◆ What to produce ◆
Gather all lines in the entries that include the word "udarów".

Entries with figure data:
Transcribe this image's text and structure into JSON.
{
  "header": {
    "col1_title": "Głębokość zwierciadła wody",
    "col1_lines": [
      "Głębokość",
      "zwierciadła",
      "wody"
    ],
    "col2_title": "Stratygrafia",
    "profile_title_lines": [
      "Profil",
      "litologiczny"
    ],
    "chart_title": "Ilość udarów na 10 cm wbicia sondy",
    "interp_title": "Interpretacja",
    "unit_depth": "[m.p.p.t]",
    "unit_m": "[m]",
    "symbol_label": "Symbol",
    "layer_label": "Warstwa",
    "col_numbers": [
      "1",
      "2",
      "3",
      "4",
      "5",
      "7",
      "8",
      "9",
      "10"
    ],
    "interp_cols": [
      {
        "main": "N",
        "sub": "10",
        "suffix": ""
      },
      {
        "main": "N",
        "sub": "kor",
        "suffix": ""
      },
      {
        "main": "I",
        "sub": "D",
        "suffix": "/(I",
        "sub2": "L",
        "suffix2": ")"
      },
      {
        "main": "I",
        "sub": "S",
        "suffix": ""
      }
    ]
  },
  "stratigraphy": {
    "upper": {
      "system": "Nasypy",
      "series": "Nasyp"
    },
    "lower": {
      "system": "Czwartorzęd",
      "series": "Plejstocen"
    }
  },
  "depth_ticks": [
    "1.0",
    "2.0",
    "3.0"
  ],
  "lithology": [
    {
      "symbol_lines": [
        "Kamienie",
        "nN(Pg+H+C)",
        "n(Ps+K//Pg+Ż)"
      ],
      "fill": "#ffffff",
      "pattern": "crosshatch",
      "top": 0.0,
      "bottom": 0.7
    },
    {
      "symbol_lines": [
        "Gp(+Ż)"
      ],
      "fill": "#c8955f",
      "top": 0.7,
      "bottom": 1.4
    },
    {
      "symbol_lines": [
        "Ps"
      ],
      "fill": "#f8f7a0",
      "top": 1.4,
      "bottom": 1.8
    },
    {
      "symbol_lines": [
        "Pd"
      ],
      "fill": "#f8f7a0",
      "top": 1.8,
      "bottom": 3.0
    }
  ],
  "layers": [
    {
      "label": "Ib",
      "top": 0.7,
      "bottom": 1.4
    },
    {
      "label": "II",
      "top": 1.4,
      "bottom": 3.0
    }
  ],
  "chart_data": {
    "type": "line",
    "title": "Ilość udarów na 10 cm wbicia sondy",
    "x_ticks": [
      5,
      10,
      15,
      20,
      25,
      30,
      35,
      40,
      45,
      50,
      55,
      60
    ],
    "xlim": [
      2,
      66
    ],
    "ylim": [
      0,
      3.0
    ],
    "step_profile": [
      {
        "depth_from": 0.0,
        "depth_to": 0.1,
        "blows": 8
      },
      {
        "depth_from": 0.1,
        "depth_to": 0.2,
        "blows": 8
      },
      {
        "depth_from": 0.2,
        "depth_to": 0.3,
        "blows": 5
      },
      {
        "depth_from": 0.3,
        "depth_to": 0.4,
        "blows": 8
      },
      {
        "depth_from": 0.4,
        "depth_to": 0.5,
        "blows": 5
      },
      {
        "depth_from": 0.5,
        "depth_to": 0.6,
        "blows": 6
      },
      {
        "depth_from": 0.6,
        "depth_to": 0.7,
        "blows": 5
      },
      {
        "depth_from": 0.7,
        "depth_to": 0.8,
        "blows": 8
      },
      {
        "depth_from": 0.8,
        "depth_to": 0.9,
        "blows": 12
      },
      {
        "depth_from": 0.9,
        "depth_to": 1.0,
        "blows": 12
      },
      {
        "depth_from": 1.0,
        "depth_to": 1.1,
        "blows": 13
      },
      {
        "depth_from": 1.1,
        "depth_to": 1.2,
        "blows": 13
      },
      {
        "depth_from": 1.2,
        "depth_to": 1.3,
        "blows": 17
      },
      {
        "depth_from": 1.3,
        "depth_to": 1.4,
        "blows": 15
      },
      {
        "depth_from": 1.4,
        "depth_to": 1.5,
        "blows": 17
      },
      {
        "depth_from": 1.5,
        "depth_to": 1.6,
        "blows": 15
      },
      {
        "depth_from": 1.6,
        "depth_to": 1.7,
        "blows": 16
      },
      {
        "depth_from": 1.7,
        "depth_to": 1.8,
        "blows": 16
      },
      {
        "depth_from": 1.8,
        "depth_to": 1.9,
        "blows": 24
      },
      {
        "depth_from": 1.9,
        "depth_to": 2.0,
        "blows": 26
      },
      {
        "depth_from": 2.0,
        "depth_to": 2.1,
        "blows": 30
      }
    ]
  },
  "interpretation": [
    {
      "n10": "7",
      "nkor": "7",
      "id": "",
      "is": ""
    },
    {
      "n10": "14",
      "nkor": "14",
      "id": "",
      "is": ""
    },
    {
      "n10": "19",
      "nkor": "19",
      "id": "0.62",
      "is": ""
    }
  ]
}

◆ Expected output ◆
    "chart_title": "Ilość udarów na 10 cm wbicia sondy",
    "title": "Ilość udarów na 10 cm wbicia sondy",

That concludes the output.